** Instruction **
Examine each line of the data. Copy those that contain the string "should".

** Input **
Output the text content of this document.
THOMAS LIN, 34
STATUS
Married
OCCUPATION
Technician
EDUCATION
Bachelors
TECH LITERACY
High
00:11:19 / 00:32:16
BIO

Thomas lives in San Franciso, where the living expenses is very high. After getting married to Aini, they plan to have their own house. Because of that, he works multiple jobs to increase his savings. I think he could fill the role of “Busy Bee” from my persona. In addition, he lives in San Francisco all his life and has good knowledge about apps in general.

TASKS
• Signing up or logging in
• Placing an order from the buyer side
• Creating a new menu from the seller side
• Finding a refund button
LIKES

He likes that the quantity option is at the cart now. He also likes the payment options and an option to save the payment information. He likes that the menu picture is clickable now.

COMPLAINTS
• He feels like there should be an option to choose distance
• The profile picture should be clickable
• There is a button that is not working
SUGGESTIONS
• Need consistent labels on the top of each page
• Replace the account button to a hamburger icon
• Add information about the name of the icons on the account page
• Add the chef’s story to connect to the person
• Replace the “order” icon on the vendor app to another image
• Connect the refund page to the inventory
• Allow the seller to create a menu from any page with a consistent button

** Correct answer **
• He feels like there should be an option to choose distance
• The profile picture should be clickable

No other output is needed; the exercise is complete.